— Exercise directions —
All of the material below is to be retyped exactly.

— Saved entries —
-.-.-

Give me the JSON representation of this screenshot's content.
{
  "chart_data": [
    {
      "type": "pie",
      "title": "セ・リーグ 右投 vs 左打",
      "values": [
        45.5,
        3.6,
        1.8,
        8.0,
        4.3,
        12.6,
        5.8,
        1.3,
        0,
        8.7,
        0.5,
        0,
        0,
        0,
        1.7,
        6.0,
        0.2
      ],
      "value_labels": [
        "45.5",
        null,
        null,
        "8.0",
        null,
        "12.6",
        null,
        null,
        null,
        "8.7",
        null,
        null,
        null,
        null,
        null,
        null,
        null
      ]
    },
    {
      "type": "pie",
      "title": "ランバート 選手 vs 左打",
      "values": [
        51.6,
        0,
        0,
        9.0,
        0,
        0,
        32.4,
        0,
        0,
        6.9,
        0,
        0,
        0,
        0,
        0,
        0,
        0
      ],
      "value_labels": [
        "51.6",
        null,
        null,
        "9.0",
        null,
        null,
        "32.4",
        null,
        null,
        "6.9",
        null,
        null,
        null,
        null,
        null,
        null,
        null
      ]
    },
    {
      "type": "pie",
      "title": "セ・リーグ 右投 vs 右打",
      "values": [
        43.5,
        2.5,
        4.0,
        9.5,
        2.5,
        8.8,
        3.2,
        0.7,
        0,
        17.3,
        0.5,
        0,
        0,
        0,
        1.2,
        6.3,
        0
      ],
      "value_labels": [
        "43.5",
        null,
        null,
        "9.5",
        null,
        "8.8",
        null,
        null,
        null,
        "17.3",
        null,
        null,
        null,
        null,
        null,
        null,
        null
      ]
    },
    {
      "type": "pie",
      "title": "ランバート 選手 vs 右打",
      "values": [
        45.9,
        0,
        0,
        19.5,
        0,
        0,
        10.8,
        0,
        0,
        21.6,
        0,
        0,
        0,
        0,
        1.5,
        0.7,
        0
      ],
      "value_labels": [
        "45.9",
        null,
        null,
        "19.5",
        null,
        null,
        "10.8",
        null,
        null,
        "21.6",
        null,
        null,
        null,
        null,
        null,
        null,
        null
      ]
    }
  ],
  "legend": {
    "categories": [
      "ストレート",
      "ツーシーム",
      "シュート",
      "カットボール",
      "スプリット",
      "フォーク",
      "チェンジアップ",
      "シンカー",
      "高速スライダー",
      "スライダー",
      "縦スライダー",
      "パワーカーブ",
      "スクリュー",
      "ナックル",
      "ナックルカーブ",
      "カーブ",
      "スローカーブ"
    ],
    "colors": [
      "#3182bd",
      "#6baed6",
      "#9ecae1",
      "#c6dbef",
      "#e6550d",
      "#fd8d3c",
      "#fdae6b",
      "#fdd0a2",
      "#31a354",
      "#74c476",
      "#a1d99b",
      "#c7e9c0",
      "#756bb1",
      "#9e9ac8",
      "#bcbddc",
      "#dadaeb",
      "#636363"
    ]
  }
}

-.-.-

— Result —
Give me the JSON representation of this screenshot's content.
{
  "chart_data": [
    {
      "type": "pie",
      "title": "セ・リーグ 右投 vs 左打",
      "values": [
        45.5,
        3.6,
        1.8,
        8.0,
        4.3,
        12.6,
        5.8,
        1.3,
        0,
        8.7,
        0.5,
        0,
        0,
        0,
        1.7,
        6.0,
        0.2
      ],
      "value_labels": [
        "45.5",
        null,
        null,
        "8.0",
        null,
        "12.6",
        null,
        null,
        null,
        "8.7",
        null,
        null,
        null,
        null,
        null,
        null,
        null
      ]
    },
    {
      "type": "pie",
      "title": "ランバート 選手 vs 左打",
      "values": [
        51.6,
        0,
        0,
        9.0,
        0,
        0,
        32.4,
        0,
        0,
        6.9,
        0,
        0,
        0,
        0,
        0,
        0,
        0
      ],
      "value_labels": [
        "51.6",
        null,
        null,
        "9.0",
        null,
        null,
        "32.4",
        null,
        null,
        "6.9",
        null,
        null,
        null,
        null,
        null,
        null,
        null
      ]
    },
    {
      "type": "pie",
      "title": "セ・リーグ 右投 vs 右打",
      "values": [
        43.5,
        2.5,
        4.0,
        9.5,
        2.5,
        8.8,
        3.2,
        0.7,
        0,
        17.3,
        0.5,
        0,
        0,
        0,
        1.2,
        6.3,
        0
      ],
      "value_labels": [
        "43.5",
        null,
        null,
        "9.5",
        null,
        "8.8",
        null,
        null,
        null,
        "17.3",
        null,
        null,
        null,
        null,
        null,
        null,
        null
      ]
    },
    {
      "type": "pie",
      "title": "ランバート 選手 vs 右打",
      "values": [
        45.9,
        0,
        0,
        19.5,
        0,
        0,
        10.8,
        0,
        0,
        21.6,
        0,
        0,
        0,
        0,
        1.5,
        0.7,
        0
      ],
      "value_labels": [
        "45.9",
        null,
        null,
        "19.5",
        null,
        null,
        "10.8",
        null,
        null,
        "21.6",
        null,
        null,
        null,
        null,
        null,
        null,
        null
      ]
    }
  ],
  "legend": {
    "categories": [
      "ストレート",
      "ツーシーム",
      "シュート",
      "カットボール",
      "スプリット",
      "フォーク",
      "チェンジアップ",
      "シンカー",
      "高速スライダー",
      "スライダー",
      "縦スライダー",
      "パワーカーブ",
      "スクリュー",
      "ナックル",
      "ナックルカーブ",
      "カーブ",
      "スローカーブ"
    ],
    "colors": [
      "#3182bd",
      "#6baed6",
      "#9ecae1",
      "#c6dbef",
      "#e6550d",
      "#fd8d3c",
      "#fdae6b",
      "#fdd0a2",
      "#31a354",
      "#74c476",
      "#a1d99b",
      "#c7e9c0",
      "#756bb1",
      "#9e9ac8",
      "#bcbddc",
      "#dadaeb",
      "#636363"
    ]
  }
}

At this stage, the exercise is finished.